#### [WHAT YOU ARE ASKED TO DO]
Transcribe each of the records below exactly, excluding all pictures.

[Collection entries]
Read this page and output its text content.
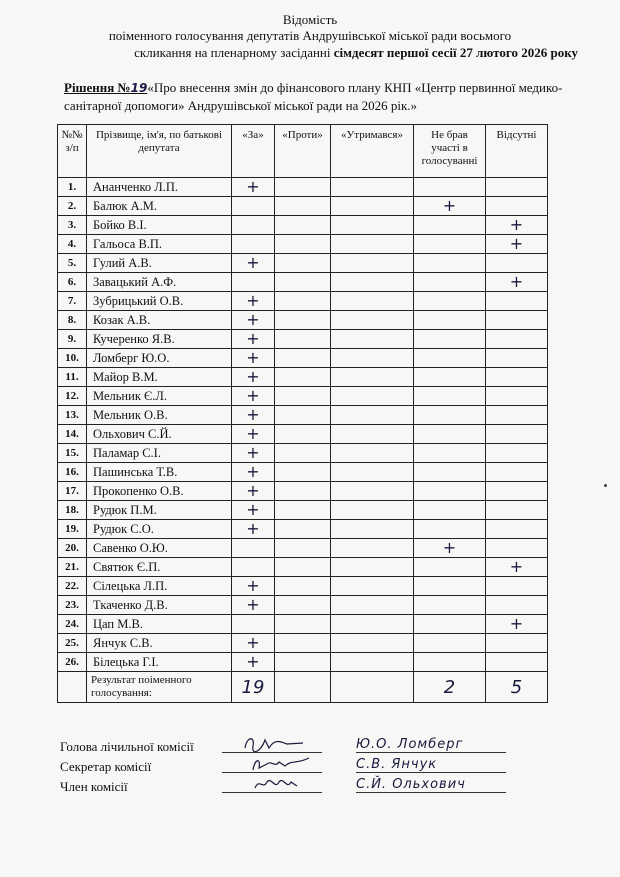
Відомість
поіменного голосування депутатів Андрушівської міської ради восьмого
скликання на пленарному засіданні сімдесят першої сесії 27 лютого 2026 року
Рішення №19«Про внесення змін до фінансового плану КНП «Центр первинної медико-санітарної допомоги» Андрушівської міської ради на 2026 рік.»
№№ з/п	Прізвище, ім'я, по батькові депутата	«За»	«Проти»	«Утримався»	Не брав участі в голосуванні	Відсутні
1.	Ананченко Л.П.	+				
2.	Балюк А.М.				+	
3.	Бойко В.І.					+
4.	Гальоса В.П.					+
5.	Гулий А.В.	+				
6.	Завацький А.Ф.					+
7.	Зубрицький О.В.	+				
8.	Козак А.В.	+				
9.	Кучеренко Я.В.	+				
10.	Ломберг Ю.О.	+				
11.	Майор В.М.	+				
12.	Мельник Є.Л.	+				
13.	Мельник О.В.	+				
14.	Ольхович С.Й.	+				
15.	Паламар С.І.	+				
16.	Пашинська Т.В.	+				
17.	Прокопенко О.В.	+				
18.	Рудюк П.М.	+				
19.	Рудюк С.О.	+				
20.	Савенко О.Ю.				+	
21.	Святюк Є.П.					+
22.	Сілецька Л.П.	+				
23.	Ткаченко Д.В.	+				
24.	Цап М.В.					+
25.	Янчук С.В.	+				
26.	Білецька Г.І.	+				
	Результат поіменного голосування:	19			2	5
Голова лічильної комісії	Ю.О. Ломберг
Секретар комісії	С.В. Янчук
Член комісії	С.Й. Ольхович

#### [WRITTEN ANSWER]
Read this page and output its text content.
Відомість
поіменного голосування депутатів Андрушівської міської ради восьмого
скликання на пленарному засіданні сімдесят першої сесії 27 лютого 2026 року
Рішення №19«Про внесення змін до фінансового плану КНП «Центр первинної медико-санітарної допомоги» Андрушівської міської ради на 2026 рік.»
№№ з/п	Прізвище, ім'я, по батькові депутата	«За»	«Проти»	«Утримався»	Не брав участі в голосуванні	Відсутні
1.	Ананченко Л.П.	+				
2.	Балюк А.М.				+	
3.	Бойко В.І.					+
4.	Гальоса В.П.					+
5.	Гулий А.В.	+				
6.	Завацький А.Ф.					+
7.	Зубрицький О.В.	+				
8.	Козак А.В.	+				
9.	Кучеренко Я.В.	+				
10.	Ломберг Ю.О.	+				
11.	Майор В.М.	+				
12.	Мельник Є.Л.	+				
13.	Мельник О.В.	+				
14.	Ольхович С.Й.	+				
15.	Паламар С.І.	+				
16.	Пашинська Т.В.	+				
17.	Прокопенко О.В.	+				
18.	Рудюк П.М.	+				
19.	Рудюк С.О.	+				
20.	Савенко О.Ю.				+	
21.	Святюк Є.П.					+
22.	Сілецька Л.П.	+				
23.	Ткаченко Д.В.	+				
24.	Цап М.В.					+
25.	Янчук С.В.	+				
26.	Білецька Г.І.	+				
	Результат поіменного голосування:	19			2	5
Голова лічильної комісії	Ю.О. Ломберг
Секретар комісії	С.В. Янчук
Член комісії	С.Й. Ольхович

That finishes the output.